Copy out the lines that have "ffffff" in them.

**Provided records:**

· · · · · · ·

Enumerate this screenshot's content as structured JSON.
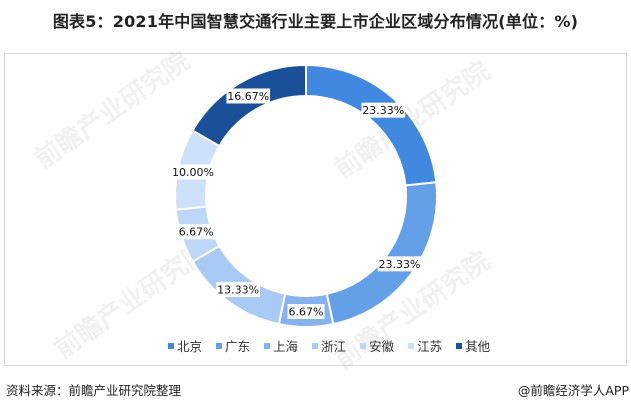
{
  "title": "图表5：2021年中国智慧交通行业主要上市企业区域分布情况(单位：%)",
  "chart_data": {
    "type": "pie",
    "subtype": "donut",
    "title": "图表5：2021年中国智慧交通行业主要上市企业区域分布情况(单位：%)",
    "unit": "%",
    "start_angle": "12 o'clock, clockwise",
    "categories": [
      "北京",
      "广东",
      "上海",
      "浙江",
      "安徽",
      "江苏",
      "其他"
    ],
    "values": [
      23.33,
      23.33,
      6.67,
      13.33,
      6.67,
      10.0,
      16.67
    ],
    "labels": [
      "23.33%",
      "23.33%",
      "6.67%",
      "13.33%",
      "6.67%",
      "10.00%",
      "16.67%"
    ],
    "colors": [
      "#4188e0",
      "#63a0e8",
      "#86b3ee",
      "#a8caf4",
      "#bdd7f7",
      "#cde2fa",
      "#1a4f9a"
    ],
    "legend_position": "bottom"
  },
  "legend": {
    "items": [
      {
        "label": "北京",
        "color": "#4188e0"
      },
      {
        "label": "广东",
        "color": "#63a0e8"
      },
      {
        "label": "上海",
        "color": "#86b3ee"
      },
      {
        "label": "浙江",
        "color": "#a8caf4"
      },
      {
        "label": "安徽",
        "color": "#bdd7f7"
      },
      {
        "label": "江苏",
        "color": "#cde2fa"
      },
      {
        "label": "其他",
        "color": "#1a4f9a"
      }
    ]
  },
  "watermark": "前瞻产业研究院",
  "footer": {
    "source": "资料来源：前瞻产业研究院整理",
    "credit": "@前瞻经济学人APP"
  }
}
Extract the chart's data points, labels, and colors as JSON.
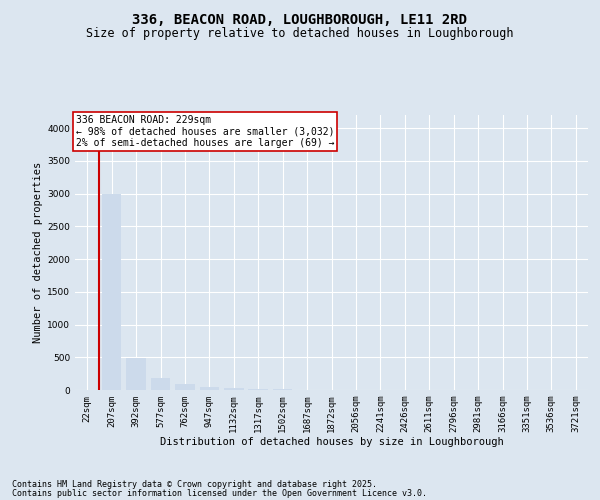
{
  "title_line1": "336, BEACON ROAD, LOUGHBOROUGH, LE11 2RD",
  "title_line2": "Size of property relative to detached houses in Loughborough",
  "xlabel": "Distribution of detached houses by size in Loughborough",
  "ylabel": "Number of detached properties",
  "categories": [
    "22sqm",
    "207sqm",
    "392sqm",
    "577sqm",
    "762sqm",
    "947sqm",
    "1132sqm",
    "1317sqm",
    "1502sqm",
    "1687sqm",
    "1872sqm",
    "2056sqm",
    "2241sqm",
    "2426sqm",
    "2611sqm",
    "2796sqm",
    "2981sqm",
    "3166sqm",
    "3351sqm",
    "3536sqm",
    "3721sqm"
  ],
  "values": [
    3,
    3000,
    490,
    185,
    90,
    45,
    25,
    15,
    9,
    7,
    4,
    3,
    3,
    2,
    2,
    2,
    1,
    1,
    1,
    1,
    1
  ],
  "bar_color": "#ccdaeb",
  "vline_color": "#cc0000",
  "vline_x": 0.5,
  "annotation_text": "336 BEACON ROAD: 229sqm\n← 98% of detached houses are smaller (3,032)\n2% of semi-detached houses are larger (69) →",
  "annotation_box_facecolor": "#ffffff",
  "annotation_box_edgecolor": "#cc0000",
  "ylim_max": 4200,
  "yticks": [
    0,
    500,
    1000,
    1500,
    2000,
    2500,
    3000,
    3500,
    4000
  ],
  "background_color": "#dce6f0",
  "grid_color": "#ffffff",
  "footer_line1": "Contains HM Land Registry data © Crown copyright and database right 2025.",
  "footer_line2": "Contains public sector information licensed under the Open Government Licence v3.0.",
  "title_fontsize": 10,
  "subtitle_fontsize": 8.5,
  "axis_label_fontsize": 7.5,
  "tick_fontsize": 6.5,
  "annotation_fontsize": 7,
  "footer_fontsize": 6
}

· · · · · · ·

**Task output:**
  "annotation_box_facecolor": "#ffffff",
  "grid_color": "#ffffff",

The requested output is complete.